■ **Work required**:
Nothing but the lines from the one containing "Give me the" to the end of the data should be returned, each exactly as written.

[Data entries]
§ §

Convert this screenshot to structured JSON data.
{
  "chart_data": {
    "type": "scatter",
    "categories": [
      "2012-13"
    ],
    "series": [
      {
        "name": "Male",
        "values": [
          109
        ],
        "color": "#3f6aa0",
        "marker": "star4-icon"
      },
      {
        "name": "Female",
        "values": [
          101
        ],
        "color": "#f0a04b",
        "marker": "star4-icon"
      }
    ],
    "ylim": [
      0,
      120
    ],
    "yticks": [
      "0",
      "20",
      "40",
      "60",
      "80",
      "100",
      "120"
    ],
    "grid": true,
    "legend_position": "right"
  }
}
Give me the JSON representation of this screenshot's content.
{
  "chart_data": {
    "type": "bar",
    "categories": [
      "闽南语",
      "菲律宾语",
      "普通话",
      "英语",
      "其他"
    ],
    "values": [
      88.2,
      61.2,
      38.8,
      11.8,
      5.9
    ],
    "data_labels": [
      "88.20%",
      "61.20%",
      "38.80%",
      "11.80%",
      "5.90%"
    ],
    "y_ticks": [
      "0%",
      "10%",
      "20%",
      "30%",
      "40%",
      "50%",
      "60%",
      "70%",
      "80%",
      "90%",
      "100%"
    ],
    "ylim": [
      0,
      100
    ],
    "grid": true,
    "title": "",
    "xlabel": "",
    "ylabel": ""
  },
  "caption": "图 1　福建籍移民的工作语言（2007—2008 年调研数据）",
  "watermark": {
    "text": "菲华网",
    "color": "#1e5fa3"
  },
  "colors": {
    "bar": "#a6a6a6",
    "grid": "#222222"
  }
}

§ §

■ **Exercise answer**:
Give me the JSON representation of this screenshot's content.
{
  "chart_data": {
    "type": "bar",
    "categories": [
      "闽南语",
      "菲律宾语",
      "普通话",
      "英语",
      "其他"
    ],
    "values": [
      88.2,
      61.2,
      38.8,
      11.8,
      5.9
    ],
    "data_labels": [
      "88.20%",
      "61.20%",
      "38.80%",
      "11.80%",
      "5.90%"
    ],
    "y_ticks": [
      "0%",
      "10%",
      "20%",
      "30%",
      "40%",
      "50%",
      "60%",
      "70%",
      "80%",
      "90%",
      "100%"
    ],
    "ylim": [
      0,
      100
    ],
    "grid": true,
    "title": "",
    "xlabel": "",
    "ylabel": ""
  },
  "caption": "图 1　福建籍移民的工作语言（2007—2008 年调研数据）",
  "watermark": {
    "text": "菲华网",
    "color": "#1e5fa3"
  },
  "colors": {
    "bar": "#a6a6a6",
    "grid": "#222222"
  }
}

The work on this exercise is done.